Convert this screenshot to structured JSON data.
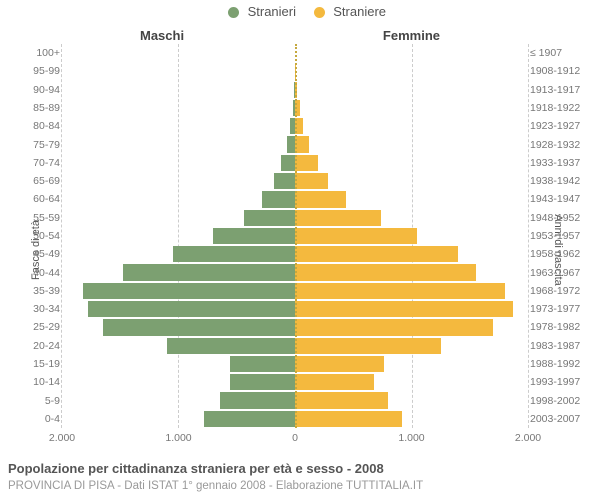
{
  "chart": {
    "type": "population-pyramid",
    "legend": {
      "male": {
        "label": "Stranieri",
        "color": "#7ca071"
      },
      "female": {
        "label": "Straniere",
        "color": "#f4b93e"
      }
    },
    "column_titles": {
      "male": "Maschi",
      "female": "Femmine"
    },
    "y_left_title": "Fasce di età",
    "y_right_title": "Anni di nascita",
    "x_ticks_left": [
      "2.000",
      "1.000",
      "0"
    ],
    "x_ticks_right": [
      "0",
      "1.000",
      "2.000"
    ],
    "x_max": 2000,
    "grid_vals_left": [
      2000,
      1000
    ],
    "grid_vals_right": [
      1000,
      2000
    ],
    "grid_color": "#cccccc",
    "center_line_color": "#c5a93f",
    "background_color": "#ffffff",
    "font_family": "Arial",
    "label_fontsize": 10.5,
    "label_color": "#777777",
    "title_color": "#555555",
    "subtitle_color": "#999999",
    "rows": [
      {
        "age": "0-4",
        "birth": "2003-2007",
        "m": 780,
        "f": 920
      },
      {
        "age": "5-9",
        "birth": "1998-2002",
        "m": 640,
        "f": 800
      },
      {
        "age": "10-14",
        "birth": "1993-1997",
        "m": 560,
        "f": 680
      },
      {
        "age": "15-19",
        "birth": "1988-1992",
        "m": 560,
        "f": 760
      },
      {
        "age": "20-24",
        "birth": "1983-1987",
        "m": 1100,
        "f": 1250
      },
      {
        "age": "25-29",
        "birth": "1978-1982",
        "m": 1650,
        "f": 1700
      },
      {
        "age": "30-34",
        "birth": "1973-1977",
        "m": 1780,
        "f": 1870
      },
      {
        "age": "35-39",
        "birth": "1968-1972",
        "m": 1820,
        "f": 1800
      },
      {
        "age": "40-44",
        "birth": "1963-1967",
        "m": 1480,
        "f": 1550
      },
      {
        "age": "45-49",
        "birth": "1958-1962",
        "m": 1050,
        "f": 1400
      },
      {
        "age": "50-54",
        "birth": "1953-1957",
        "m": 700,
        "f": 1050
      },
      {
        "age": "55-59",
        "birth": "1948-1952",
        "m": 440,
        "f": 740
      },
      {
        "age": "60-64",
        "birth": "1943-1947",
        "m": 280,
        "f": 440
      },
      {
        "age": "65-69",
        "birth": "1938-1942",
        "m": 180,
        "f": 280
      },
      {
        "age": "70-74",
        "birth": "1933-1937",
        "m": 120,
        "f": 200
      },
      {
        "age": "75-79",
        "birth": "1928-1932",
        "m": 70,
        "f": 120
      },
      {
        "age": "80-84",
        "birth": "1923-1927",
        "m": 40,
        "f": 70
      },
      {
        "age": "85-89",
        "birth": "1918-1922",
        "m": 20,
        "f": 40
      },
      {
        "age": "90-94",
        "birth": "1913-1917",
        "m": 5,
        "f": 15
      },
      {
        "age": "95-99",
        "birth": "1908-1912",
        "m": 0,
        "f": 5
      },
      {
        "age": "100+",
        "birth": "≤ 1907",
        "m": 0,
        "f": 0
      }
    ],
    "footer_title": "Popolazione per cittadinanza straniera per età e sesso - 2008",
    "footer_sub": "PROVINCIA DI PISA - Dati ISTAT 1° gennaio 2008 - Elaborazione TUTTITALIA.IT"
  }
}
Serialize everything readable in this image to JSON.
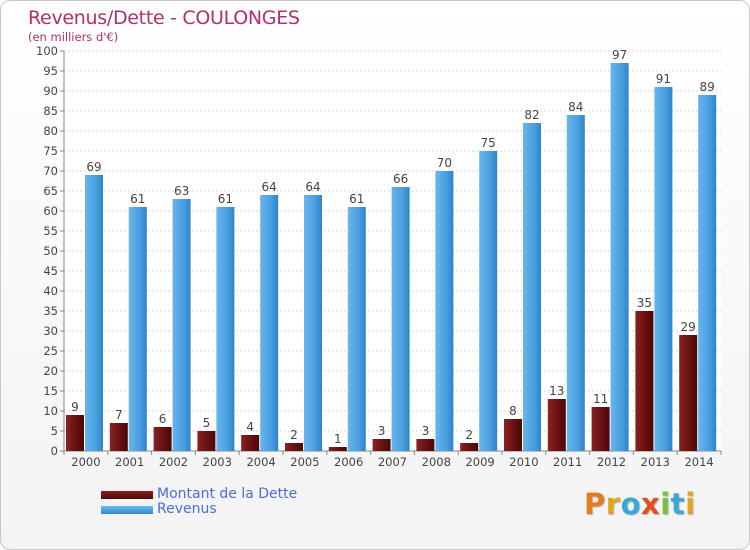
{
  "header": {
    "title": "Revenus/Dette - COULONGES",
    "subtitle": "(en milliers d'€)"
  },
  "legend": {
    "items": [
      {
        "label": "Montant de la Dette",
        "color": "#6b1212"
      },
      {
        "label": "Revenus",
        "color": "#4fa3e3"
      }
    ]
  },
  "logo": {
    "text": "Proxiti",
    "letters": [
      {
        "ch": "P",
        "color": "#e37b1f"
      },
      {
        "ch": "r",
        "color": "#e3a51f"
      },
      {
        "ch": "o",
        "color": "#3aa7d9"
      },
      {
        "ch": "x",
        "color": "#e3501f"
      },
      {
        "ch": "i",
        "color": "#7cbf3a"
      },
      {
        "ch": "t",
        "color": "#3aa7d9"
      },
      {
        "ch": "i",
        "color": "#e3a51f"
      }
    ]
  },
  "chart_data": {
    "type": "bar",
    "title": "Revenus/Dette - COULONGES",
    "ylabel": "(en milliers d'€)",
    "xlabel": "",
    "ylim": [
      0,
      100
    ],
    "ytick_step": 5,
    "grid": true,
    "categories": [
      "2000",
      "2001",
      "2002",
      "2003",
      "2004",
      "2005",
      "2006",
      "2007",
      "2008",
      "2009",
      "2010",
      "2011",
      "2012",
      "2013",
      "2014"
    ],
    "series": [
      {
        "name": "Montant de la Dette",
        "color": "#6b1212",
        "values": [
          9,
          7,
          6,
          5,
          4,
          2,
          1,
          3,
          3,
          2,
          8,
          13,
          11,
          35,
          29
        ]
      },
      {
        "name": "Revenus",
        "color": "#4fa3e3",
        "values": [
          69,
          61,
          63,
          61,
          64,
          64,
          61,
          66,
          70,
          75,
          82,
          84,
          97,
          91,
          89
        ]
      }
    ]
  }
}
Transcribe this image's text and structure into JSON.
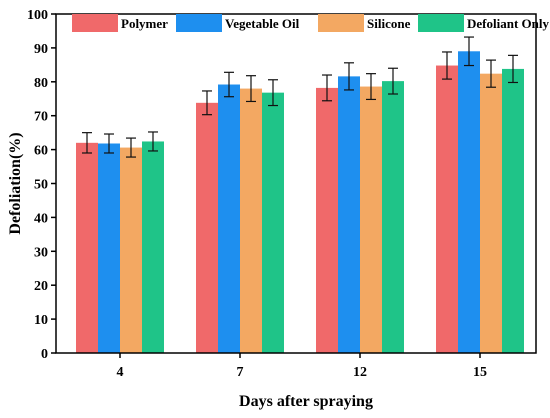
{
  "chart_data": {
    "type": "bar",
    "title": "",
    "xlabel": "Days after spraying",
    "ylabel": "Defoliation(%)",
    "ylim": [
      0,
      100
    ],
    "yticks": [
      0,
      10,
      20,
      30,
      40,
      50,
      60,
      70,
      80,
      90,
      100
    ],
    "categories": [
      "4",
      "7",
      "12",
      "15"
    ],
    "legend_position": "top",
    "grid": false,
    "series": [
      {
        "name": "Polymer",
        "color": "#f0696a",
        "values": [
          62.0,
          73.8,
          78.2,
          84.8
        ],
        "errors": [
          3.0,
          3.5,
          3.8,
          4.0
        ]
      },
      {
        "name": "Vegetable Oil",
        "color": "#1e8fef",
        "values": [
          61.8,
          79.2,
          81.6,
          89.0
        ],
        "errors": [
          2.8,
          3.6,
          4.0,
          4.2
        ]
      },
      {
        "name": "Silicone",
        "color": "#f3a862",
        "values": [
          60.6,
          78.0,
          78.6,
          82.4
        ],
        "errors": [
          2.8,
          3.8,
          3.8,
          4.0
        ]
      },
      {
        "name": "Defoliant Only",
        "color": "#1fc488",
        "values": [
          62.4,
          76.8,
          80.2,
          83.8
        ],
        "errors": [
          2.8,
          3.8,
          3.8,
          4.0
        ]
      }
    ]
  }
}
• • • • •
▶ [Short task]:
Without the pictures, write out the whole listing above exactly as it appears.

▶ [Output of the task]:
Convert this screenshot to structured JSON data.
{
  "chart": {
    "type": "population-pyramid",
    "legend": {
      "male": {
        "label": "Stranieri",
        "color": "#7ca071"
      },
      "female": {
        "label": "Straniere",
        "color": "#f4b93e"
      }
    },
    "column_titles": {
      "male": "Maschi",
      "female": "Femmine"
    },
    "y_left_title": "Fasce di età",
    "y_right_title": "Anni di nascita",
    "x_ticks_left": [
      "2.000",
      "1.000",
      "0"
    ],
    "x_ticks_right": [
      "0",
      "1.000",
      "2.000"
    ],
    "x_max": 2000,
    "grid_vals_left": [
      2000,
      1000
    ],
    "grid_vals_right": [
      1000,
      2000
    ],
    "grid_color": "#cccccc",
    "center_line_color": "#c5a93f",
    "background_color": "#ffffff",
    "font_family": "Arial",
    "label_fontsize": 10.5,
    "label_color": "#777777",
    "title_color": "#555555",
    "subtitle_color": "#999999",
    "rows": [
      {
        "age": "0-4",
        "birth": "2003-2007",
        "m": 780,
        "f": 920
      },
      {
        "age": "5-9",
        "birth": "1998-2002",
        "m": 640,
        "f": 800
      },
      {
        "age": "10-14",
        "birth": "1993-1997",
        "m": 560,
        "f": 680
      },
      {
        "age": "15-19",
        "birth": "1988-1992",
        "m": 560,
        "f": 760
      },
      {
        "age": "20-24",
        "birth": "1983-1987",
        "m": 1100,
        "f": 1250
      },
      {
        "age": "25-29",
        "birth": "1978-1982",
        "m": 1650,
        "f": 1700
      },
      {
        "age": "30-34",
        "birth": "1973-1977",
        "m": 1780,
        "f": 1870
      },
      {
        "age": "35-39",
        "birth": "1968-1972",
        "m": 1820,
        "f": 1800
      },
      {
        "age": "40-44",
        "birth": "1963-1967",
        "m": 1480,
        "f": 1550
      },
      {
        "age": "45-49",
        "birth": "1958-1962",
        "m": 1050,
        "f": 1400
      },
      {
        "age": "50-54",
        "birth": "1953-1957",
        "m": 700,
        "f": 1050
      },
      {
        "age": "55-59",
        "birth": "1948-1952",
        "m": 440,
        "f": 740
      },
      {
        "age": "60-64",
        "birth": "1943-1947",
        "m": 280,
        "f": 440
      },
      {
        "age": "65-69",
        "birth": "1938-1942",
        "m": 180,
        "f": 280
      },
      {
        "age": "70-74",
        "birth": "1933-1937",
        "m": 120,
        "f": 200
      },
      {
        "age": "75-79",
        "birth": "1928-1932",
        "m": 70,
        "f": 120
      },
      {
        "age": "80-84",
        "birth": "1923-1927",
        "m": 40,
        "f": 70
      },
      {
        "age": "85-89",
        "birth": "1918-1922",
        "m": 20,
        "f": 40
      },
      {
        "age": "90-94",
        "birth": "1913-1917",
        "m": 5,
        "f": 15
      },
      {
        "age": "95-99",
        "birth": "1908-1912",
        "m": 0,
        "f": 5
      },
      {
        "age": "100+",
        "birth": "≤ 1907",
        "m": 0,
        "f": 0
      }
    ],
    "footer_title": "Popolazione per cittadinanza straniera per età e sesso - 2008",
    "footer_sub": "PROVINCIA DI PISA - Dati ISTAT 1° gennaio 2008 - Elaborazione TUTTITALIA.IT"
  }
}
Serialize everything readable in this image to JSON.
{
  "header": {
    "title": "Revenus/Dette - COULONGES",
    "subtitle": "(en milliers d'€)"
  },
  "legend": {
    "items": [
      {
        "label": "Montant de la Dette",
        "color": "#6b1212"
      },
      {
        "label": "Revenus",
        "color": "#4fa3e3"
      }
    ]
  },
  "logo": {
    "text": "Proxiti",
    "letters": [
      {
        "ch": "P",
        "color": "#e37b1f"
      },
      {
        "ch": "r",
        "color": "#e3a51f"
      },
      {
        "ch": "o",
        "color": "#3aa7d9"
      },
      {
        "ch": "x",
        "color": "#e3501f"
      },
      {
        "ch": "i",
        "color": "#7cbf3a"
      },
      {
        "ch": "t",
        "color": "#3aa7d9"
      },
      {
        "ch": "i",
        "color": "#e3a51f"
      }
    ]
  },
  "chart_data": {
    "type": "bar",
    "title": "Revenus/Dette - COULONGES",
    "ylabel": "(en milliers d'€)",
    "xlabel": "",
    "ylim": [
      0,
      100
    ],
    "ytick_step": 5,
    "grid": true,
    "categories": [
      "2000",
      "2001",
      "2002",
      "2003",
      "2004",
      "2005",
      "2006",
      "2007",
      "2008",
      "2009",
      "2010",
      "2011",
      "2012",
      "2013",
      "2014"
    ],
    "series": [
      {
        "name": "Montant de la Dette",
        "color": "#6b1212",
        "values": [
          9,
          7,
          6,
          5,
          4,
          2,
          1,
          3,
          3,
          2,
          8,
          13,
          11,
          35,
          29
        ]
      },
      {
        "name": "Revenus",
        "color": "#4fa3e3",
        "values": [
          69,
          61,
          63,
          61,
          64,
          64,
          61,
          66,
          70,
          75,
          82,
          84,
          97,
          91,
          89
        ]
      }
    ]
  }
}
Transcribe this image's text and structure into JSON.
{
  "chart_data": {
    "type": "bar",
    "title": "",
    "xlabel": "Days after spraying",
    "ylabel": "Defoliation(%)",
    "ylim": [
      0,
      100
    ],
    "yticks": [
      0,
      10,
      20,
      30,
      40,
      50,
      60,
      70,
      80,
      90,
      100
    ],
    "categories": [
      "4",
      "7",
      "12",
      "15"
    ],
    "legend_position": "top",
    "grid": false,
    "series": [
      {
        "name": "Polymer",
        "color": "#f0696a",
        "values": [
          62.0,
          73.8,
          78.2,
          84.8
        ],
        "errors": [
          3.0,
          3.5,
          3.8,
          4.0
        ]
      },
      {
        "name": "Vegetable Oil",
        "color": "#1e8fef",
        "values": [
          61.8,
          79.2,
          81.6,
          89.0
        ],
        "errors": [
          2.8,
          3.6,
          4.0,
          4.2
        ]
      },
      {
        "name": "Silicone",
        "color": "#f3a862",
        "values": [
          60.6,
          78.0,
          78.6,
          82.4
        ],
        "errors": [
          2.8,
          3.8,
          3.8,
          4.0
        ]
      },
      {
        "name": "Defoliant Only",
        "color": "#1fc488",
        "values": [
          62.4,
          76.8,
          80.2,
          83.8
        ],
        "errors": [
          2.8,
          3.8,
          3.8,
          4.0
        ]
      }
    ]
  }
}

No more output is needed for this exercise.